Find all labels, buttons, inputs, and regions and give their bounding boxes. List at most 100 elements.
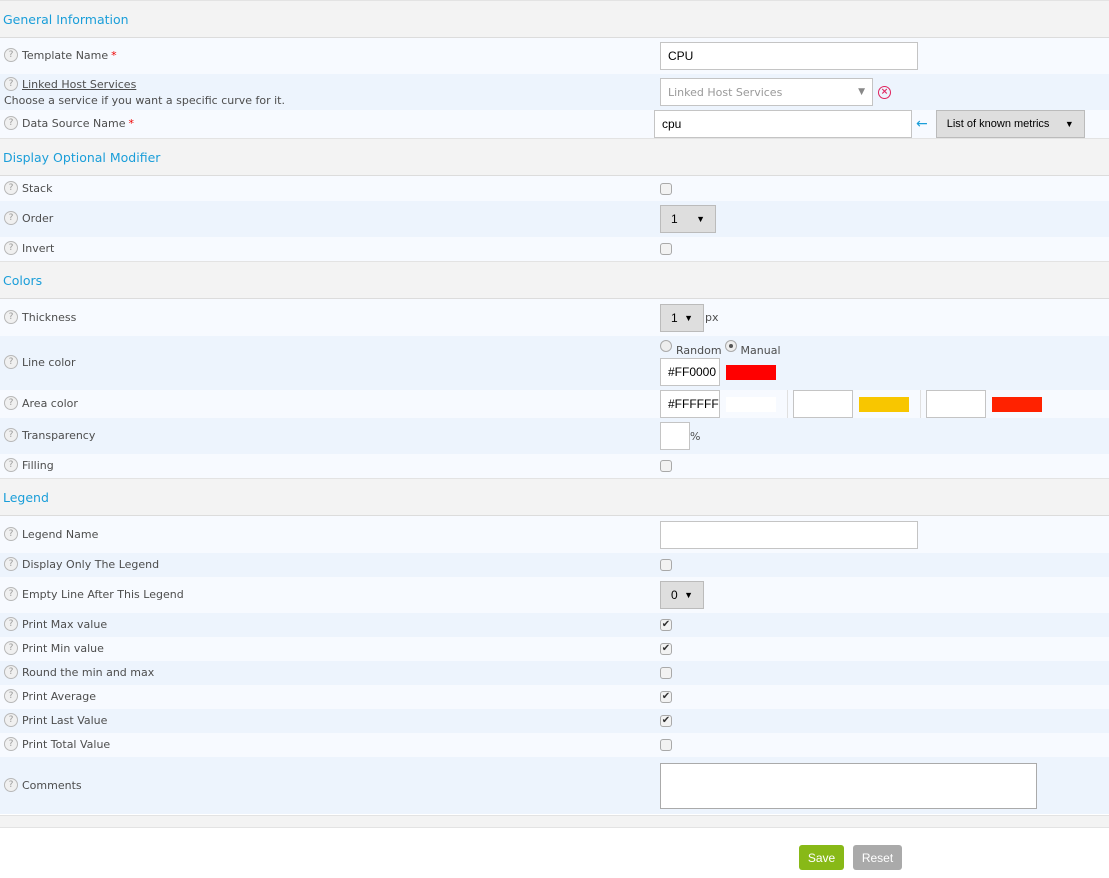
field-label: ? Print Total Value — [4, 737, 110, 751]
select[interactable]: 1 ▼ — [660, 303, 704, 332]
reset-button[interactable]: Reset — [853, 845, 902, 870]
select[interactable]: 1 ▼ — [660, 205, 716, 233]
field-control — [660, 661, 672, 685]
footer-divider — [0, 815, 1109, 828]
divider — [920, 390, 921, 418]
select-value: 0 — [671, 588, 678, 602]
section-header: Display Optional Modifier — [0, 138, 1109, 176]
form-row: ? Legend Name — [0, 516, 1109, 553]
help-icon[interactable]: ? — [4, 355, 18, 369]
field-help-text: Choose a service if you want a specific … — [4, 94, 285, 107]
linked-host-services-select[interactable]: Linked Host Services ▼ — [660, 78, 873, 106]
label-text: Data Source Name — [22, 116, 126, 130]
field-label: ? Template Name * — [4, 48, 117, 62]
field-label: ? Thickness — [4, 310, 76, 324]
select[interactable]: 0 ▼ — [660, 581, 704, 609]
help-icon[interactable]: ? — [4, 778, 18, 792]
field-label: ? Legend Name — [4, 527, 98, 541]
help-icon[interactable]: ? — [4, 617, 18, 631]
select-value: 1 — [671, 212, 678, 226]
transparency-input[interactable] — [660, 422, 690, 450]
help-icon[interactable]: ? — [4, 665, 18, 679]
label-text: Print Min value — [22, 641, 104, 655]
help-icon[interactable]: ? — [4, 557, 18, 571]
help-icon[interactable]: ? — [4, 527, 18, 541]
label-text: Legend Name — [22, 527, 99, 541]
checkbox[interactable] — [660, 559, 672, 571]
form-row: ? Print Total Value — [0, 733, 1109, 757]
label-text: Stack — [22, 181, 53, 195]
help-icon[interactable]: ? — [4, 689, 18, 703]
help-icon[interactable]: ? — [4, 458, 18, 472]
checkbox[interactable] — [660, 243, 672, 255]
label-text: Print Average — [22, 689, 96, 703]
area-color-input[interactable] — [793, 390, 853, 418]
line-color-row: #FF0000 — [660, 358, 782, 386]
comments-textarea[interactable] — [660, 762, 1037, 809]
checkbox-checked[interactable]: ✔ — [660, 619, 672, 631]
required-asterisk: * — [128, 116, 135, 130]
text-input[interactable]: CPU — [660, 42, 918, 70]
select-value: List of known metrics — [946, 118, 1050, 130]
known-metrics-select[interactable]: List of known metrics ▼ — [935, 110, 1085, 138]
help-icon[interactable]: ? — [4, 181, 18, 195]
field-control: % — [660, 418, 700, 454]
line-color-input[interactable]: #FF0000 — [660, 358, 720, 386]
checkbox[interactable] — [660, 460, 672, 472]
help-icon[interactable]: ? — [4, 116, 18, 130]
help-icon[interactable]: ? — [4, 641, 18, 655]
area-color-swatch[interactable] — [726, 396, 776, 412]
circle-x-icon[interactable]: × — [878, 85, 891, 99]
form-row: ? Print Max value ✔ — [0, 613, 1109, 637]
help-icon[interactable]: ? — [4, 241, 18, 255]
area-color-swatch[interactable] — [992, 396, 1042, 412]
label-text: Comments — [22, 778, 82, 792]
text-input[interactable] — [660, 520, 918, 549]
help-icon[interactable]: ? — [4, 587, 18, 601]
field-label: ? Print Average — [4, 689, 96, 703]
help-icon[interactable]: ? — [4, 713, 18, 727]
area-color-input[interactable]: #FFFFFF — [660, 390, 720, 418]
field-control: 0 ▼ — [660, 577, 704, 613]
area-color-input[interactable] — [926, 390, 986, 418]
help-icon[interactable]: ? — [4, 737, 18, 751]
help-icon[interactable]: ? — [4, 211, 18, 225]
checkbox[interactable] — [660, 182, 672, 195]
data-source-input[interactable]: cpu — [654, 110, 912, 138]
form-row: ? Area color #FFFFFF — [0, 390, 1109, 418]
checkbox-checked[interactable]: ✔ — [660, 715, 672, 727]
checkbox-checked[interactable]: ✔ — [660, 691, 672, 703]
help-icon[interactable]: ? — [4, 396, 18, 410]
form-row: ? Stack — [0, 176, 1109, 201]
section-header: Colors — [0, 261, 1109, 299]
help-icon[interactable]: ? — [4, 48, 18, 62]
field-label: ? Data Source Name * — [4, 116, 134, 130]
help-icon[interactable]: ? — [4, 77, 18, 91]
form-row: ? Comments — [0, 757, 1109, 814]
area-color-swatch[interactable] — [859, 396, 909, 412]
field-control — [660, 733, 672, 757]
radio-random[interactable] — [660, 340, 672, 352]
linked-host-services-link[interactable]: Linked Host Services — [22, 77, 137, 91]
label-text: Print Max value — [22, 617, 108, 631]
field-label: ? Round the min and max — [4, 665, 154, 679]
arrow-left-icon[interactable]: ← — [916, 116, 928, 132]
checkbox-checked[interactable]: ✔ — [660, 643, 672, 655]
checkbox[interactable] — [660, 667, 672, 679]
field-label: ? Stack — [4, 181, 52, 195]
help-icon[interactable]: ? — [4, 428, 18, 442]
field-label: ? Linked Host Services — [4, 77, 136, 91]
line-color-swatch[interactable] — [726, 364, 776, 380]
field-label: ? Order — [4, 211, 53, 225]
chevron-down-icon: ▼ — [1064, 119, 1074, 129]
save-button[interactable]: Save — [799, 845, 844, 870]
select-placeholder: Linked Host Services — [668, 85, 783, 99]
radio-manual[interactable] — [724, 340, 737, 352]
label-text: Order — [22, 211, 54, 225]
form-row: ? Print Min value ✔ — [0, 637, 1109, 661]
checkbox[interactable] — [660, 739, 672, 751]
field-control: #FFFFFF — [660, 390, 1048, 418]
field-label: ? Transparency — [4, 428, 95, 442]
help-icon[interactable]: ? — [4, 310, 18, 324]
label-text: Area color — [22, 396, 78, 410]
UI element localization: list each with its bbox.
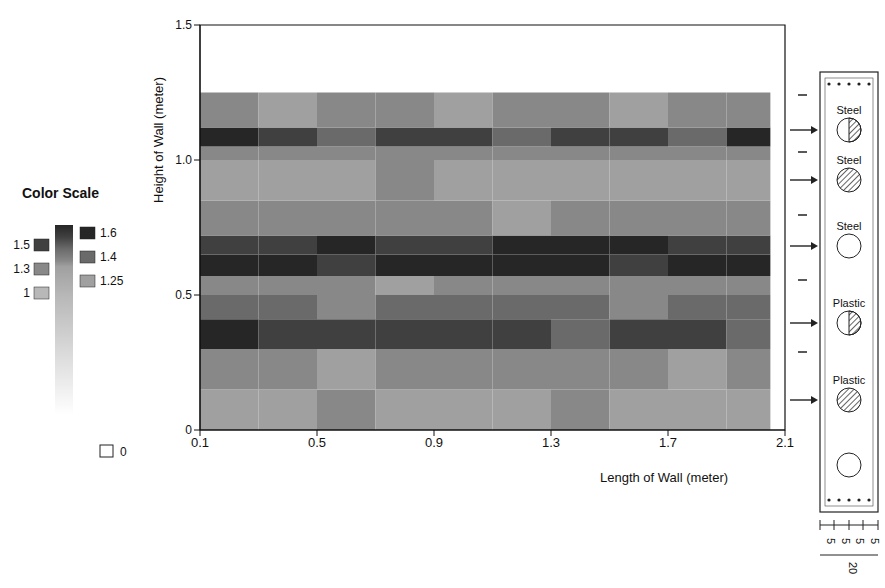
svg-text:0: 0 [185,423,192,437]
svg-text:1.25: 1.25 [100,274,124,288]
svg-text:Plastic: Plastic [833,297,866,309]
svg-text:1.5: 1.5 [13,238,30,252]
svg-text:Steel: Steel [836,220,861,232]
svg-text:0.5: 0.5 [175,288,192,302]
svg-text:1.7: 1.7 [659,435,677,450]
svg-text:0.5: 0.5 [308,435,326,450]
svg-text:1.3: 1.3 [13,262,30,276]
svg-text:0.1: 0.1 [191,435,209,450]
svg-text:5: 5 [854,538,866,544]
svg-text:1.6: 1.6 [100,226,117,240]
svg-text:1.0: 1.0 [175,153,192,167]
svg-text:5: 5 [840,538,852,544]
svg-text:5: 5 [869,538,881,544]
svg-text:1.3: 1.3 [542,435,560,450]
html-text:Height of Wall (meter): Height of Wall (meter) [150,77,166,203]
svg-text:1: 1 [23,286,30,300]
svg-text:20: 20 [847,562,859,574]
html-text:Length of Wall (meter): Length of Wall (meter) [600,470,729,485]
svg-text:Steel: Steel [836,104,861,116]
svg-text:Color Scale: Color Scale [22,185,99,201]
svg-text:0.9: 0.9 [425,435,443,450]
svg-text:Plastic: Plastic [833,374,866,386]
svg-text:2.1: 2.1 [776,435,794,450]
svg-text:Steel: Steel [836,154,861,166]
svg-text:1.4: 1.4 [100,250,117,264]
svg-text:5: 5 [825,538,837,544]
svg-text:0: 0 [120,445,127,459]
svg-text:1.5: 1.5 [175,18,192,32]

·····

Transcribe every line of the entries above verbatim, and omit the pictures from your answer.

Find all labels, buttons, inputs, and regions and give their bounding boxes. List at most 100 elements.
field-label: ? Print Total Value — [4, 737, 110, 751]
select[interactable]: 1 ▼ — [660, 303, 704, 332]
reset-button[interactable]: Reset — [853, 845, 902, 870]
select[interactable]: 1 ▼ — [660, 205, 716, 233]
field-control — [660, 661, 672, 685]
footer-divider — [0, 815, 1109, 828]
divider — [920, 390, 921, 418]
select-value: 0 — [671, 588, 678, 602]
section-header: Display Optional Modifier — [0, 138, 1109, 176]
form-row: ? Legend Name — [0, 516, 1109, 553]
help-icon[interactable]: ? — [4, 355, 18, 369]
field-help-text: Choose a service if you want a specific … — [4, 94, 285, 107]
linked-host-services-select[interactable]: Linked Host Services ▼ — [660, 78, 873, 106]
label-text: Data Source Name — [22, 116, 126, 130]
field-label: ? Template Name * — [4, 48, 117, 62]
field-label: ? Thickness — [4, 310, 76, 324]
select[interactable]: 0 ▼ — [660, 581, 704, 609]
help-icon[interactable]: ? — [4, 778, 18, 792]
field-label: ? Legend Name — [4, 527, 98, 541]
help-icon[interactable]: ? — [4, 617, 18, 631]
select-value: 1 — [671, 212, 678, 226]
transparency-input[interactable] — [660, 422, 690, 450]
help-icon[interactable]: ? — [4, 665, 18, 679]
label-text: Print Min value — [22, 641, 104, 655]
help-icon[interactable]: ? — [4, 557, 18, 571]
help-icon[interactable]: ? — [4, 527, 18, 541]
label-text: Legend Name — [22, 527, 99, 541]
checkbox[interactable] — [660, 559, 672, 571]
form-row: ? Print Total Value — [0, 733, 1109, 757]
label-text: Stack — [22, 181, 53, 195]
help-icon[interactable]: ? — [4, 689, 18, 703]
help-icon[interactable]: ? — [4, 458, 18, 472]
checkbox[interactable] — [660, 243, 672, 255]
label-text: Print Average — [22, 689, 96, 703]
area-color-input[interactable] — [793, 390, 853, 418]
line-color-row: #FF0000 — [660, 358, 782, 386]
comments-textarea[interactable] — [660, 762, 1037, 809]
checkbox-checked[interactable]: ✔ — [660, 619, 672, 631]
required-asterisk: * — [128, 116, 135, 130]
text-input[interactable]: CPU — [660, 42, 918, 70]
select-value: List of known metrics — [946, 118, 1050, 130]
known-metrics-select[interactable]: List of known metrics ▼ — [935, 110, 1085, 138]
help-icon[interactable]: ? — [4, 181, 18, 195]
field-control: % — [660, 418, 700, 454]
line-color-input[interactable]: #FF0000 — [660, 358, 720, 386]
checkbox[interactable] — [660, 460, 672, 472]
help-icon[interactable]: ? — [4, 116, 18, 130]
help-icon[interactable]: ? — [4, 641, 18, 655]
area-color-swatch[interactable] — [726, 396, 776, 412]
circle-x-icon[interactable]: × — [878, 85, 891, 99]
form-row: ? Print Max value ✔ — [0, 613, 1109, 637]
help-icon[interactable]: ? — [4, 241, 18, 255]
area-color-swatch[interactable] — [992, 396, 1042, 412]
label-text: Comments — [22, 778, 82, 792]
text-input[interactable] — [660, 520, 918, 549]
help-icon[interactable]: ? — [4, 587, 18, 601]
field-label: ? Print Average — [4, 689, 96, 703]
help-icon[interactable]: ? — [4, 713, 18, 727]
area-color-input[interactable]: #FFFFFF — [660, 390, 720, 418]
field-control: 0 ▼ — [660, 577, 704, 613]
area-color-input[interactable] — [926, 390, 986, 418]
help-icon[interactable]: ? — [4, 737, 18, 751]
help-icon[interactable]: ? — [4, 211, 18, 225]
checkbox[interactable] — [660, 182, 672, 195]
data-source-input[interactable]: cpu — [654, 110, 912, 138]
form-row: ? Area color #FFFFFF — [0, 390, 1109, 418]
checkbox-checked[interactable]: ✔ — [660, 715, 672, 727]
checkbox-checked[interactable]: ✔ — [660, 691, 672, 703]
help-icon[interactable]: ? — [4, 396, 18, 410]
form-row: ? Stack — [0, 176, 1109, 201]
section-header: Colors — [0, 261, 1109, 299]
help-icon[interactable]: ? — [4, 48, 18, 62]
field-label: ? Data Source Name * — [4, 116, 134, 130]
help-icon[interactable]: ? — [4, 77, 18, 91]
form-row: ? Comments — [0, 757, 1109, 814]
area-color-swatch[interactable] — [859, 396, 909, 412]
field-control — [660, 733, 672, 757]
radio-random[interactable] — [660, 340, 672, 352]
linked-host-services-link[interactable]: Linked Host Services — [22, 77, 137, 91]
label-text: Print Max value — [22, 617, 108, 631]
field-label: ? Round the min and max — [4, 665, 154, 679]
arrow-left-icon[interactable]: ← — [916, 116, 928, 132]
checkbox-checked[interactable]: ✔ — [660, 643, 672, 655]
checkbox[interactable] — [660, 667, 672, 679]
field-label: ? Stack — [4, 181, 52, 195]
help-icon[interactable]: ? — [4, 428, 18, 442]
field-label: ? Linked Host Services — [4, 77, 136, 91]
line-color-swatch[interactable] — [726, 364, 776, 380]
field-label: ? Order — [4, 211, 53, 225]
chevron-down-icon: ▼ — [1064, 119, 1074, 129]
save-button[interactable]: Save — [799, 845, 844, 870]
select-placeholder: Linked Host Services — [668, 85, 783, 99]
radio-manual[interactable] — [724, 340, 737, 352]
label-text: Order — [22, 211, 54, 225]
form-row: ? Print Min value ✔ — [0, 637, 1109, 661]
checkbox[interactable] — [660, 739, 672, 751]
field-control: #FFFFFF — [660, 390, 1048, 418]
field-label: ? Transparency — [4, 428, 95, 442]
help-icon[interactable]: ? — [4, 310, 18, 324]
label-text: Area color — [22, 396, 78, 410]
UI element localization: list each with its bbox.
svg-text:0: 0 [185,423,192,437]
svg-text:1.25: 1.25 [100,274,124,288]
svg-text:Plastic: Plastic [833,297,866,309]
svg-text:1.5: 1.5 [13,238,30,252]
svg-text:Steel: Steel [836,220,861,232]
svg-text:0.5: 0.5 [175,288,192,302]
svg-text:1.7: 1.7 [659,435,677,450]
svg-text:0.5: 0.5 [308,435,326,450]
svg-text:1.3: 1.3 [13,262,30,276]
svg-text:0.1: 0.1 [191,435,209,450]
svg-text:5: 5 [854,538,866,544]
svg-text:1.6: 1.6 [100,226,117,240]
svg-text:1.0: 1.0 [175,153,192,167]
svg-text:5: 5 [840,538,852,544]
svg-text:5: 5 [869,538,881,544]
svg-text:1.3: 1.3 [542,435,560,450]
html-text:Height of Wall (meter): Height of Wall (meter) [150,77,166,203]
svg-text:1: 1 [23,286,30,300]
svg-text:20: 20 [847,562,859,574]
html-text:Length of Wall (meter): Length of Wall (meter) [600,470,729,485]
svg-text:Steel: Steel [836,104,861,116]
svg-text:Color Scale: Color Scale [22,185,99,201]
svg-text:0.9: 0.9 [425,435,443,450]
svg-text:Plastic: Plastic [833,374,866,386]
svg-text:2.1: 2.1 [776,435,794,450]
svg-text:Steel: Steel [836,154,861,166]
svg-text:1.4: 1.4 [100,250,117,264]
svg-text:5: 5 [825,538,837,544]
svg-text:0: 0 [120,445,127,459]
svg-text:1.5: 1.5 [175,18,192,32]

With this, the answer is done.